- **Stated task**:
Answer with a single number: how many lines in the listing below include "text"?

*-*-*

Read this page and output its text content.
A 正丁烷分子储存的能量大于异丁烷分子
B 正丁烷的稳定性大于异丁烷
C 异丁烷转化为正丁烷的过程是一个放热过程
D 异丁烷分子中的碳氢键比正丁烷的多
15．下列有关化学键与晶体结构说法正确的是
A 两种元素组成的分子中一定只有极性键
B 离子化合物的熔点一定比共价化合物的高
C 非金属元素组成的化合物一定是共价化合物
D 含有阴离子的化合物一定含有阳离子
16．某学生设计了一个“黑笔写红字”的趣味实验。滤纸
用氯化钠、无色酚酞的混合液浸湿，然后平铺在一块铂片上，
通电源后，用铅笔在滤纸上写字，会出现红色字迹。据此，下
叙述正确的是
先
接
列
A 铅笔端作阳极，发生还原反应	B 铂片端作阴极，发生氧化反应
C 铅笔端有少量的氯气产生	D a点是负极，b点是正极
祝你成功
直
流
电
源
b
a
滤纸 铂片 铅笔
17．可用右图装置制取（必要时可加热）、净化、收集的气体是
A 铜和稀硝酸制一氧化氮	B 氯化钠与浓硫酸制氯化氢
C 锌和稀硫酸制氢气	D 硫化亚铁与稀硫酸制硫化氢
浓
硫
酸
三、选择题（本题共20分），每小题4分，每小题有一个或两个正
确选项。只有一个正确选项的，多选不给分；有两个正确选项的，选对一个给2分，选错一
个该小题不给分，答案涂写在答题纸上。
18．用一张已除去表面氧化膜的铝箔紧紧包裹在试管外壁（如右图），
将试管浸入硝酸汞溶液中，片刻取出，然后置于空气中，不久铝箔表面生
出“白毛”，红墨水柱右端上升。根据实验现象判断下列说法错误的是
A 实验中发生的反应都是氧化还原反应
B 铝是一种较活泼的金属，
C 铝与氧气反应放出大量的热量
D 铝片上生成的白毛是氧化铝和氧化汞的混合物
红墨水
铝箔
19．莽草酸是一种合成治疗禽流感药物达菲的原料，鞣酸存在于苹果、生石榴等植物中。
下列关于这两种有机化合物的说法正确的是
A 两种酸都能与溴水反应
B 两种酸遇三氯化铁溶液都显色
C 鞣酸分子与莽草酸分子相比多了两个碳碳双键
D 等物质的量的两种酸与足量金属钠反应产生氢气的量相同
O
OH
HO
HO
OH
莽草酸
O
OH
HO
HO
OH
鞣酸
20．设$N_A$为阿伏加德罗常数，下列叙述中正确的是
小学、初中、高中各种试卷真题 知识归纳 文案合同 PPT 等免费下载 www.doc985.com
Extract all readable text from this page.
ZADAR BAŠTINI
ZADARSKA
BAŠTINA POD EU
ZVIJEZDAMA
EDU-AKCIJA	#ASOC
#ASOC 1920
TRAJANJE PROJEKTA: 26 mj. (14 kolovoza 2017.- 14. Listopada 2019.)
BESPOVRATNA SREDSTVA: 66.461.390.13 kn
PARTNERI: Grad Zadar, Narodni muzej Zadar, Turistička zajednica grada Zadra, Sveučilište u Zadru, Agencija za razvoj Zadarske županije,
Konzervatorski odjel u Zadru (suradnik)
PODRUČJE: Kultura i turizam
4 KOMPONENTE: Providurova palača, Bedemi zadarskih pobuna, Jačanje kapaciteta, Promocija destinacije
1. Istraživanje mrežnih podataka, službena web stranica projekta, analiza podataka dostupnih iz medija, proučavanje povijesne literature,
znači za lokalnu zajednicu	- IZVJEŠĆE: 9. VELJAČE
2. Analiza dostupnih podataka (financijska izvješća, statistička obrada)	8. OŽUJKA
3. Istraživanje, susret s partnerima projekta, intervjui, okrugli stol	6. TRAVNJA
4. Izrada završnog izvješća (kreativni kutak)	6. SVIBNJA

*-*-*

- **Completed exercise**:
2